(Records)
———

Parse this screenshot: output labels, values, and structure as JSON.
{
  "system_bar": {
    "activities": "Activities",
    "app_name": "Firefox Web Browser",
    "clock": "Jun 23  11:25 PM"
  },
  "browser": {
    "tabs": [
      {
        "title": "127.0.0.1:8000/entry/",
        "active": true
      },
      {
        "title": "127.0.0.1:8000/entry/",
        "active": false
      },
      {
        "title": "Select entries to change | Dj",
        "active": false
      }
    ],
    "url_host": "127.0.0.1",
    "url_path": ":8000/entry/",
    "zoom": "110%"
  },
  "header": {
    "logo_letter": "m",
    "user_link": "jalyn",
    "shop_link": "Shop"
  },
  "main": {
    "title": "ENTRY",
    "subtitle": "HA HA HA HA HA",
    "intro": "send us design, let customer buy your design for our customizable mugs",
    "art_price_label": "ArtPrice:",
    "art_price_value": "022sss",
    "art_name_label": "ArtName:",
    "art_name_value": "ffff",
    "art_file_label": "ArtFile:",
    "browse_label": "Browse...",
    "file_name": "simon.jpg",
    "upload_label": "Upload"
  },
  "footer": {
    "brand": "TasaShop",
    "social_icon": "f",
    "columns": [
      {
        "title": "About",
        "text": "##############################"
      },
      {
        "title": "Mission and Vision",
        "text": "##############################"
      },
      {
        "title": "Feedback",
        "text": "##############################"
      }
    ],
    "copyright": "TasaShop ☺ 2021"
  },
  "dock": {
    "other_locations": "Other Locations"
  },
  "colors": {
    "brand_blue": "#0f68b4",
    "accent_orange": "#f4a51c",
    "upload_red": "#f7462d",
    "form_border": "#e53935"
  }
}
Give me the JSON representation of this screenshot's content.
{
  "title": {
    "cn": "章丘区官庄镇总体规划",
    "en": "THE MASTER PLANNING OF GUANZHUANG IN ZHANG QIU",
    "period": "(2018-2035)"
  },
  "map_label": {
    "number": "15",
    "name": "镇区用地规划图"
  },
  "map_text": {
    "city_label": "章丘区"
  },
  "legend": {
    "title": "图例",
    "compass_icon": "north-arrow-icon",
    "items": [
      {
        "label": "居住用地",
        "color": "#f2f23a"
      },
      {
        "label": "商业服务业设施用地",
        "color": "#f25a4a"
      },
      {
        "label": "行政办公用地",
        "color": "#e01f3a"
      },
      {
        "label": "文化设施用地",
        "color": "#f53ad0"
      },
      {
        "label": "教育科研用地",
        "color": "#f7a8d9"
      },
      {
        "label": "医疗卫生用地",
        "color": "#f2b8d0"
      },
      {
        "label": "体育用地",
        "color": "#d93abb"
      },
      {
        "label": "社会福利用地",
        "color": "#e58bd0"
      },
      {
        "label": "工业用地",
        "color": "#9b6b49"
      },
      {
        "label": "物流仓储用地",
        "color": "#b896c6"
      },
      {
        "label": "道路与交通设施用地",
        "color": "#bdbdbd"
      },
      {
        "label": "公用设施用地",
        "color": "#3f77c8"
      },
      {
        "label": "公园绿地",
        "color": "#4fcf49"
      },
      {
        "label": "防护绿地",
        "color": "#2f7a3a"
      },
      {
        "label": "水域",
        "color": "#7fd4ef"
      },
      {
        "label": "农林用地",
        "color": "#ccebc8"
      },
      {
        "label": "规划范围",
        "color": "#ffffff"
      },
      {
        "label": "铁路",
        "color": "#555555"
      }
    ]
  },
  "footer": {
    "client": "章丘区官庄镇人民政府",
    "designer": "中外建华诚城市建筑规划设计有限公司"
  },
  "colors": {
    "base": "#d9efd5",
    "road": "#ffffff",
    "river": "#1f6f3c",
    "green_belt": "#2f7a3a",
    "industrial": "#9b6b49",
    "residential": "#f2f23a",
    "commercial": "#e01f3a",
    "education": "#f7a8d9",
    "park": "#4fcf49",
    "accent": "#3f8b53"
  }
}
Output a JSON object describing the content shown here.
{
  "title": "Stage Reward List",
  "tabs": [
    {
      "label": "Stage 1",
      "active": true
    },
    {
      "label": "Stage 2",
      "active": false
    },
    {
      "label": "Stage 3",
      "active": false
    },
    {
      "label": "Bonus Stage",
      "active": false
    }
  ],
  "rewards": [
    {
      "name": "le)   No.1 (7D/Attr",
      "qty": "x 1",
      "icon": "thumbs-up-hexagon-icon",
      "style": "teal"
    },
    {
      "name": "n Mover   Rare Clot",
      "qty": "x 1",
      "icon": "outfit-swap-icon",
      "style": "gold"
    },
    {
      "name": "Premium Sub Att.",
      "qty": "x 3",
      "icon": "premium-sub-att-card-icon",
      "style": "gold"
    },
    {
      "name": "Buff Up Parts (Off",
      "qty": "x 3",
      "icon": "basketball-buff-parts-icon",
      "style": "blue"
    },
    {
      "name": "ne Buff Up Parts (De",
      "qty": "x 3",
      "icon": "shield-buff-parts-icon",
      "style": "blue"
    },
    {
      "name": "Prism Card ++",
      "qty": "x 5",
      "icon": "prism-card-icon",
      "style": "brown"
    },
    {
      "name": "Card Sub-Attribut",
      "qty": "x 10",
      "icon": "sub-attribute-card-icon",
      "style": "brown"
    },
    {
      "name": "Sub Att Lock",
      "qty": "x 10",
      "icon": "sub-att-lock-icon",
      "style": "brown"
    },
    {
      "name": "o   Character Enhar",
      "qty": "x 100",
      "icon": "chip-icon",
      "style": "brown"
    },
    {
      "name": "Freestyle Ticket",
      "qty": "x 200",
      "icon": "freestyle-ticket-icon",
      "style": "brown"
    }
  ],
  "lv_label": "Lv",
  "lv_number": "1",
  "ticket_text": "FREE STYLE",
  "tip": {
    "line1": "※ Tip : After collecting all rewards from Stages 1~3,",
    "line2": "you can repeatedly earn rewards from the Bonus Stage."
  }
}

———

Among the lines of the listing, how many hold the string "this"? Respond with only the number.

2